##### Supplied data

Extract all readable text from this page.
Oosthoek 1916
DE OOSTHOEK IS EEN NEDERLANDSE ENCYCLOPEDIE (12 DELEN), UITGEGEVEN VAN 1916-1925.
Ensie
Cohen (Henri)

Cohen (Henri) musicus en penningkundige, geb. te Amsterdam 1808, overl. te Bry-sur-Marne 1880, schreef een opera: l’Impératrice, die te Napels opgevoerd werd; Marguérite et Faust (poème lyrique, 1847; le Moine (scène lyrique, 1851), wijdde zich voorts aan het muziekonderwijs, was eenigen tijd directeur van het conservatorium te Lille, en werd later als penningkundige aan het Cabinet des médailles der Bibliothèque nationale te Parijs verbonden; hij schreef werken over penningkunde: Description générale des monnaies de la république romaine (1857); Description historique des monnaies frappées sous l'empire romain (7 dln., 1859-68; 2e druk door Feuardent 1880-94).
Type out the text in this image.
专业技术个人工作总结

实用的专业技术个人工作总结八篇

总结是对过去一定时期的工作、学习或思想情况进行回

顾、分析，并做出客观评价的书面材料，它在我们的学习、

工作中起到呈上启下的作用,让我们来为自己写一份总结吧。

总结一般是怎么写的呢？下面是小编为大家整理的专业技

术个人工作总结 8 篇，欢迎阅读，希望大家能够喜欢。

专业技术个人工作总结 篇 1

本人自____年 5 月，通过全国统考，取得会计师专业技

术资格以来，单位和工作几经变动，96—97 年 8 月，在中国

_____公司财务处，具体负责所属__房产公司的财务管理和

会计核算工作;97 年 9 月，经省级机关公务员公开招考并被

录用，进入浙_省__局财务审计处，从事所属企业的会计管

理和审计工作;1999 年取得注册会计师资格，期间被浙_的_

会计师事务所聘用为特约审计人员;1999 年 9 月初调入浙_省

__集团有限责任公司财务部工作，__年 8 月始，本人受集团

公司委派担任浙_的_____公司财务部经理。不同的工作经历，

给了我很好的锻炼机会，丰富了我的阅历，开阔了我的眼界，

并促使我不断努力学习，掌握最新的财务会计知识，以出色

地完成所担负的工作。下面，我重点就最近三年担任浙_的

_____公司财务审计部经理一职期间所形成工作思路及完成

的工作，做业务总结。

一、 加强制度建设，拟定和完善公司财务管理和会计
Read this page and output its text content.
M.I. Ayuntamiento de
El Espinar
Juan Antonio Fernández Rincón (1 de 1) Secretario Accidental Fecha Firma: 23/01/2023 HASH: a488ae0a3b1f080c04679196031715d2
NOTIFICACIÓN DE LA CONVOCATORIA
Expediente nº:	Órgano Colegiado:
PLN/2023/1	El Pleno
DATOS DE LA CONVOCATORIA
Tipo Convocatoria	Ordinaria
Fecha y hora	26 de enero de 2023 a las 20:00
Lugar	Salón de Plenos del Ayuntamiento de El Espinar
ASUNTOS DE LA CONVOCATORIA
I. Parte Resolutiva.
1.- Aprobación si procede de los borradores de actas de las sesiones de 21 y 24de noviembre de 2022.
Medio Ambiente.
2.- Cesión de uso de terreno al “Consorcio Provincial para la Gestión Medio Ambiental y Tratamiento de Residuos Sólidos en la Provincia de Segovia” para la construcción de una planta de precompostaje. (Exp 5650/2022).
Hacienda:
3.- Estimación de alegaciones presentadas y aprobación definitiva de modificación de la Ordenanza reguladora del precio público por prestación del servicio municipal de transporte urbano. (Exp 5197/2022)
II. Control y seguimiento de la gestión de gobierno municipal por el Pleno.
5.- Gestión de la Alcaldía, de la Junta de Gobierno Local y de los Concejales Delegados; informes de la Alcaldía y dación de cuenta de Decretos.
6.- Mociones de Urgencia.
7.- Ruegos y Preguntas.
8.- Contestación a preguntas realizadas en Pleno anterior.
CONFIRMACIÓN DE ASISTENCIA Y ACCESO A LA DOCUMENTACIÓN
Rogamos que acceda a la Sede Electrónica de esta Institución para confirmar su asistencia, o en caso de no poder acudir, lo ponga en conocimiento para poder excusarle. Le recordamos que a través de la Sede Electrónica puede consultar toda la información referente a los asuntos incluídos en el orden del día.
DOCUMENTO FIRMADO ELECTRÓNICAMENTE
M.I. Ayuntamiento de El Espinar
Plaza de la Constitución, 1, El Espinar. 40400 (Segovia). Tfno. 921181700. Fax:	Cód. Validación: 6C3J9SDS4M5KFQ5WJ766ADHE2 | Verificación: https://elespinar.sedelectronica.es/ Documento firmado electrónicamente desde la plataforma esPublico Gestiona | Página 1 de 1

##########

The exercise
Your task is to repeat the data exactly, with nothing left out.

Task result
Extract all readable text from this page.
Oosthoek 1916
DE OOSTHOEK IS EEN NEDERLANDSE ENCYCLOPEDIE (12 DELEN), UITGEGEVEN VAN 1916-1925.
Ensie
Cohen (Henri)

Cohen (Henri) musicus en penningkundige, geb. te Amsterdam 1808, overl. te Bry-sur-Marne 1880, schreef een opera: l’Impératrice, die te Napels opgevoerd werd; Marguérite et Faust (poème lyrique, 1847; le Moine (scène lyrique, 1851), wijdde zich voorts aan het muziekonderwijs, was eenigen tijd directeur van het conservatorium te Lille, en werd later als penningkundige aan het Cabinet des médailles der Bibliothèque nationale te Parijs verbonden; hij schreef werken over penningkunde: Description générale des monnaies de la république romaine (1857); Description historique des monnaies frappées sous l'empire romain (7 dln., 1859-68; 2e druk door Feuardent 1880-94).
Type out the text in this image.
专业技术个人工作总结

实用的专业技术个人工作总结八篇

总结是对过去一定时期的工作、学习或思想情况进行回

顾、分析，并做出客观评价的书面材料，它在我们的学习、

工作中起到呈上启下的作用,让我们来为自己写一份总结吧。

总结一般是怎么写的呢？下面是小编为大家整理的专业技

术个人工作总结 8 篇，欢迎阅读，希望大家能够喜欢。

专业技术个人工作总结 篇 1

本人自____年 5 月，通过全国统考，取得会计师专业技

术资格以来，单位和工作几经变动，96—97 年 8 月，在中国

_____公司财务处，具体负责所属__房产公司的财务管理和

会计核算工作;97 年 9 月，经省级机关公务员公开招考并被

录用，进入浙_省__局财务审计处，从事所属企业的会计管

理和审计工作;1999 年取得注册会计师资格，期间被浙_的_

会计师事务所聘用为特约审计人员;1999 年 9 月初调入浙_省

__集团有限责任公司财务部工作，__年 8 月始，本人受集团

公司委派担任浙_的_____公司财务部经理。不同的工作经历，

给了我很好的锻炼机会，丰富了我的阅历，开阔了我的眼界，

并促使我不断努力学习，掌握最新的财务会计知识，以出色

地完成所担负的工作。下面，我重点就最近三年担任浙_的

_____公司财务审计部经理一职期间所形成工作思路及完成

的工作，做业务总结。

一、 加强制度建设，拟定和完善公司财务管理和会计
Read this page and output its text content.
M.I. Ayuntamiento de
El Espinar
Juan Antonio Fernández Rincón (1 de 1) Secretario Accidental Fecha Firma: 23/01/2023 HASH: a488ae0a3b1f080c04679196031715d2
NOTIFICACIÓN DE LA CONVOCATORIA
Expediente nº:	Órgano Colegiado:
PLN/2023/1	El Pleno
DATOS DE LA CONVOCATORIA
Tipo Convocatoria	Ordinaria
Fecha y hora	26 de enero de 2023 a las 20:00
Lugar	Salón de Plenos del Ayuntamiento de El Espinar
ASUNTOS DE LA CONVOCATORIA
I. Parte Resolutiva.
1.- Aprobación si procede de los borradores de actas de las sesiones de 21 y 24de noviembre de 2022.
Medio Ambiente.
2.- Cesión de uso de terreno al “Consorcio Provincial para la Gestión Medio Ambiental y Tratamiento de Residuos Sólidos en la Provincia de Segovia” para la construcción de una planta de precompostaje. (Exp 5650/2022).
Hacienda:
3.- Estimación de alegaciones presentadas y aprobación definitiva de modificación de la Ordenanza reguladora del precio público por prestación del servicio municipal de transporte urbano. (Exp 5197/2022)
II. Control y seguimiento de la gestión de gobierno municipal por el Pleno.
5.- Gestión de la Alcaldía, de la Junta de Gobierno Local y de los Concejales Delegados; informes de la Alcaldía y dación de cuenta de Decretos.
6.- Mociones de Urgencia.
7.- Ruegos y Preguntas.
8.- Contestación a preguntas realizadas en Pleno anterior.
CONFIRMACIÓN DE ASISTENCIA Y ACCESO A LA DOCUMENTACIÓN
Rogamos que acceda a la Sede Electrónica de esta Institución para confirmar su asistencia, o en caso de no poder acudir, lo ponga en conocimiento para poder excusarle. Le recordamos que a través de la Sede Electrónica puede consultar toda la información referente a los asuntos incluídos en el orden del día.
DOCUMENTO FIRMADO ELECTRÓNICAMENTE
M.I. Ayuntamiento de El Espinar
Plaza de la Constitución, 1, El Espinar. 40400 (Segovia). Tfno. 921181700. Fax:	Cód. Validación: 6C3J9SDS4M5KFQ5WJ766ADHE2 | Verificación: https://elespinar.sedelectronica.es/ Documento firmado electrónicamente desde la plataforma esPublico Gestiona | Página 1 de 1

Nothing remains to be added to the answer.